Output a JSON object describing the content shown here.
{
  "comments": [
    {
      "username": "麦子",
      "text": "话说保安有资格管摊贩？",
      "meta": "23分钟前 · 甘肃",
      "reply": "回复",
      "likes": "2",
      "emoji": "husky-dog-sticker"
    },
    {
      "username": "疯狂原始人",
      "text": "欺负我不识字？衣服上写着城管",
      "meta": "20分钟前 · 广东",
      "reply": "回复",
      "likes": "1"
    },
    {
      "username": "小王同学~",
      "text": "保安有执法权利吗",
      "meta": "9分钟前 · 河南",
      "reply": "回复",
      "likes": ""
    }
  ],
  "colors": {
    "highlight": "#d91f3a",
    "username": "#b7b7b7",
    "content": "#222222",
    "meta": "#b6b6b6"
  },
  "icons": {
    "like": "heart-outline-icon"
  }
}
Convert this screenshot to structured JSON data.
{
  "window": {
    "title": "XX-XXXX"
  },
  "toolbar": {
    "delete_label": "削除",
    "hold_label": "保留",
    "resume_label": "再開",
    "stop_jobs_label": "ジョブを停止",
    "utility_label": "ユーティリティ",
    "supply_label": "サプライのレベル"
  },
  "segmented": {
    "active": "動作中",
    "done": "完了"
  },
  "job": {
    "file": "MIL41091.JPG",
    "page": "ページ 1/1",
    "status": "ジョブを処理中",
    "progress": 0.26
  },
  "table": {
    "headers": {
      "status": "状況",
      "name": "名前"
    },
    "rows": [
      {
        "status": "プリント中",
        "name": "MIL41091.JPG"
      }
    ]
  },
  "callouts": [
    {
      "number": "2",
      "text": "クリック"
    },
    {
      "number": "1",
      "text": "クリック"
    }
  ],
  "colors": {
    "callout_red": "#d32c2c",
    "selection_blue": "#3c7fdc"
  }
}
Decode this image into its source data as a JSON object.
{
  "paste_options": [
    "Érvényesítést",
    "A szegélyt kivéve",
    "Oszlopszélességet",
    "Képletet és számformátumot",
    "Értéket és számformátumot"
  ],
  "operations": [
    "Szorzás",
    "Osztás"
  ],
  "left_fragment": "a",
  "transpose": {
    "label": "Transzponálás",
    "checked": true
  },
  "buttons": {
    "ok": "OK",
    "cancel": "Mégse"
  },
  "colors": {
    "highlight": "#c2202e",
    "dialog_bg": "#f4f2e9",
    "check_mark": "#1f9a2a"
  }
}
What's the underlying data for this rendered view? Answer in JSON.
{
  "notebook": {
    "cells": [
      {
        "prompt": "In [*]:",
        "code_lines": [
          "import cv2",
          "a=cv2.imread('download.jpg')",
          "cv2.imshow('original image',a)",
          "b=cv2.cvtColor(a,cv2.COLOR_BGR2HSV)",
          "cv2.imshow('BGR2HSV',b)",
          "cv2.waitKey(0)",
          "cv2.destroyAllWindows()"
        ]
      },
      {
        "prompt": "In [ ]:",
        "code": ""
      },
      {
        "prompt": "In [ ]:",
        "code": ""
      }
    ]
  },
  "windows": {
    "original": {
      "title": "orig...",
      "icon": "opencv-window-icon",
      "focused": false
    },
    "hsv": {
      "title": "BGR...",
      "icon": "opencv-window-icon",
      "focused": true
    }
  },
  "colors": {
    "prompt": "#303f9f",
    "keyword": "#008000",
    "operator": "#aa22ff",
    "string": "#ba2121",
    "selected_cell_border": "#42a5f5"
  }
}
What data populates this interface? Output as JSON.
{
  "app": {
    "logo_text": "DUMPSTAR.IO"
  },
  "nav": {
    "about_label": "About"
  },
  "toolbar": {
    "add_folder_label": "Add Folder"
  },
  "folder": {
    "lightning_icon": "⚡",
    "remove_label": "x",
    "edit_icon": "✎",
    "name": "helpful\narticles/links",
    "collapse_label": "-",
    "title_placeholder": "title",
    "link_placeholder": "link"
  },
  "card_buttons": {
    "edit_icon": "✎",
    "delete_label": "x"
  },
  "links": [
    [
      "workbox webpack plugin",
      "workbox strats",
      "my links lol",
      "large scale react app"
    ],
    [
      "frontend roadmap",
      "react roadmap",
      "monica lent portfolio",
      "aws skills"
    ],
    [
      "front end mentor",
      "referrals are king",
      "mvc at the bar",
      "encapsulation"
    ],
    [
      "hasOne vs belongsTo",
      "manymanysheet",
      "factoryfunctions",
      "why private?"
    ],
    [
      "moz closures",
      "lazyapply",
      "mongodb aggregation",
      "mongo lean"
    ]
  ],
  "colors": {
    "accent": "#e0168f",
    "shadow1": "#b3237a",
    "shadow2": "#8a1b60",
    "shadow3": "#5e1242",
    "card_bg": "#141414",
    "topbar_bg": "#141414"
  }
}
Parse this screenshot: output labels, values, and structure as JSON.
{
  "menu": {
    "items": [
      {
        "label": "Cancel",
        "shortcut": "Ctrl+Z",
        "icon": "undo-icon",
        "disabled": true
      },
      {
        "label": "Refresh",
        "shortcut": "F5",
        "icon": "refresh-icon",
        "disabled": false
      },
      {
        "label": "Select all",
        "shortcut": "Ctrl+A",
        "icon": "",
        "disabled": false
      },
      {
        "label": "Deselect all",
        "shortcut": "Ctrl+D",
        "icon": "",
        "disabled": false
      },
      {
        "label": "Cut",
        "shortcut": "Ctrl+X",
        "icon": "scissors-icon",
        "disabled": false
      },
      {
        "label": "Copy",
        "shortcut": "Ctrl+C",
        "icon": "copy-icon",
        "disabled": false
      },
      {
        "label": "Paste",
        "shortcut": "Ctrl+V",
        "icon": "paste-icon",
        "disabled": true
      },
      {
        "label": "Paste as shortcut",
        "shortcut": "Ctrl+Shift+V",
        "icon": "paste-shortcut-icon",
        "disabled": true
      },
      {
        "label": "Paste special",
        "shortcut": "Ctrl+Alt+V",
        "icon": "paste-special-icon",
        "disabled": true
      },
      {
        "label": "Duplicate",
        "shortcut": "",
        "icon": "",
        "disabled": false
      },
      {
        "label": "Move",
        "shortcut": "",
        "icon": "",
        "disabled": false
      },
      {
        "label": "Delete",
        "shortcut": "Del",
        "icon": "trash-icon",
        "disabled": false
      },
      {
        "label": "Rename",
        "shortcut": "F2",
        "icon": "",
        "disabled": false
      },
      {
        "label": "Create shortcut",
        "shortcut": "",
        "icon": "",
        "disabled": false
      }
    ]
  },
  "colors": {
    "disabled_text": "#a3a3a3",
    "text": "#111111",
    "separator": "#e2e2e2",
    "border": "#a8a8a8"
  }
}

___

The records above should be returned exactly.

OUTPUT OF THE TASK:
Output a JSON object describing the content shown here.
{
  "comments": [
    {
      "username": "麦子",
      "text": "话说保安有资格管摊贩？",
      "meta": "23分钟前 · 甘肃",
      "reply": "回复",
      "likes": "2",
      "emoji": "husky-dog-sticker"
    },
    {
      "username": "疯狂原始人",
      "text": "欺负我不识字？衣服上写着城管",
      "meta": "20分钟前 · 广东",
      "reply": "回复",
      "likes": "1"
    },
    {
      "username": "小王同学~",
      "text": "保安有执法权利吗",
      "meta": "9分钟前 · 河南",
      "reply": "回复",
      "likes": ""
    }
  ],
  "colors": {
    "highlight": "#d91f3a",
    "username": "#b7b7b7",
    "content": "#222222",
    "meta": "#b6b6b6"
  },
  "icons": {
    "like": "heart-outline-icon"
  }
}
Convert this screenshot to structured JSON data.
{
  "window": {
    "title": "XX-XXXX"
  },
  "toolbar": {
    "delete_label": "削除",
    "hold_label": "保留",
    "resume_label": "再開",
    "stop_jobs_label": "ジョブを停止",
    "utility_label": "ユーティリティ",
    "supply_label": "サプライのレベル"
  },
  "segmented": {
    "active": "動作中",
    "done": "完了"
  },
  "job": {
    "file": "MIL41091.JPG",
    "page": "ページ 1/1",
    "status": "ジョブを処理中",
    "progress": 0.26
  },
  "table": {
    "headers": {
      "status": "状況",
      "name": "名前"
    },
    "rows": [
      {
        "status": "プリント中",
        "name": "MIL41091.JPG"
      }
    ]
  },
  "callouts": [
    {
      "number": "2",
      "text": "クリック"
    },
    {
      "number": "1",
      "text": "クリック"
    }
  ],
  "colors": {
    "callout_red": "#d32c2c",
    "selection_blue": "#3c7fdc"
  }
}
Decode this image into its source data as a JSON object.
{
  "paste_options": [
    "Érvényesítést",
    "A szegélyt kivéve",
    "Oszlopszélességet",
    "Képletet és számformátumot",
    "Értéket és számformátumot"
  ],
  "operations": [
    "Szorzás",
    "Osztás"
  ],
  "left_fragment": "a",
  "transpose": {
    "label": "Transzponálás",
    "checked": true
  },
  "buttons": {
    "ok": "OK",
    "cancel": "Mégse"
  },
  "colors": {
    "highlight": "#c2202e",
    "dialog_bg": "#f4f2e9",
    "check_mark": "#1f9a2a"
  }
}
What's the underlying data for this rendered view? Answer in JSON.
{
  "notebook": {
    "cells": [
      {
        "prompt": "In [*]:",
        "code_lines": [
          "import cv2",
          "a=cv2.imread('download.jpg')",
          "cv2.imshow('original image',a)",
          "b=cv2.cvtColor(a,cv2.COLOR_BGR2HSV)",
          "cv2.imshow('BGR2HSV',b)",
          "cv2.waitKey(0)",
          "cv2.destroyAllWindows()"
        ]
      },
      {
        "prompt": "In [ ]:",
        "code": ""
      },
      {
        "prompt": "In [ ]:",
        "code": ""
      }
    ]
  },
  "windows": {
    "original": {
      "title": "orig...",
      "icon": "opencv-window-icon",
      "focused": false
    },
    "hsv": {
      "title": "BGR...",
      "icon": "opencv-window-icon",
      "focused": true
    }
  },
  "colors": {
    "prompt": "#303f9f",
    "keyword": "#008000",
    "operator": "#aa22ff",
    "string": "#ba2121",
    "selected_cell_border": "#42a5f5"
  }
}
What data populates this interface? Output as JSON.
{
  "app": {
    "logo_text": "DUMPSTAR.IO"
  },
  "nav": {
    "about_label": "About"
  },
  "toolbar": {
    "add_folder_label": "Add Folder"
  },
  "folder": {
    "lightning_icon": "⚡",
    "remove_label": "x",
    "edit_icon": "✎",
    "name": "helpful\narticles/links",
    "collapse_label": "-",
    "title_placeholder": "title",
    "link_placeholder": "link"
  },
  "card_buttons": {
    "edit_icon": "✎",
    "delete_label": "x"
  },
  "links": [
    [
      "workbox webpack plugin",
      "workbox strats",
      "my links lol",
      "large scale react app"
    ],
    [
      "frontend roadmap",
      "react roadmap",
      "monica lent portfolio",
      "aws skills"
    ],
    [
      "front end mentor",
      "referrals are king",
      "mvc at the bar",
      "encapsulation"
    ],
    [
      "hasOne vs belongsTo",
      "manymanysheet",
      "factoryfunctions",
      "why private?"
    ],
    [
      "moz closures",
      "lazyapply",
      "mongodb aggregation",
      "mongo lean"
    ]
  ],
  "colors": {
    "accent": "#e0168f",
    "shadow1": "#b3237a",
    "shadow2": "#8a1b60",
    "shadow3": "#5e1242",
    "card_bg": "#141414",
    "topbar_bg": "#141414"
  }
}
Parse this screenshot: output labels, values, and structure as JSON.
{
  "menu": {
    "items": [
      {
        "label": "Cancel",
        "shortcut": "Ctrl+Z",
        "icon": "undo-icon",
        "disabled": true
      },
      {
        "label": "Refresh",
        "shortcut": "F5",
        "icon": "refresh-icon",
        "disabled": false
      },
      {
        "label": "Select all",
        "shortcut": "Ctrl+A",
        "icon": "",
        "disabled": false
      },
      {
        "label": "Deselect all",
        "shortcut": "Ctrl+D",
        "icon": "",
        "disabled": false
      },
      {
        "label": "Cut",
        "shortcut": "Ctrl+X",
        "icon": "scissors-icon",
        "disabled": false
      },
      {
        "label": "Copy",
        "shortcut": "Ctrl+C",
        "icon": "copy-icon",
        "disabled": false
      },
      {
        "label": "Paste",
        "shortcut": "Ctrl+V",
        "icon": "paste-icon",
        "disabled": true
      },
      {
        "label": "Paste as shortcut",
        "shortcut": "Ctrl+Shift+V",
        "icon": "paste-shortcut-icon",
        "disabled": true
      },
      {
        "label": "Paste special",
        "shortcut": "Ctrl+Alt+V",
        "icon": "paste-special-icon",
        "disabled": true
      },
      {
        "label": "Duplicate",
        "shortcut": "",
        "icon": "",
        "disabled": false
      },
      {
        "label": "Move",
        "shortcut": "",
        "icon": "",
        "disabled": false
      },
      {
        "label": "Delete",
        "shortcut": "Del",
        "icon": "trash-icon",
        "disabled": false
      },
      {
        "label": "Rename",
        "shortcut": "F2",
        "icon": "",
        "disabled": false
      },
      {
        "label": "Create shortcut",
        "shortcut": "",
        "icon": "",
        "disabled": false
      }
    ]
  },
  "colors": {
    "disabled_text": "#a3a3a3",
    "text": "#111111",
    "separator": "#e2e2e2",
    "border": "#a8a8a8"
  }
}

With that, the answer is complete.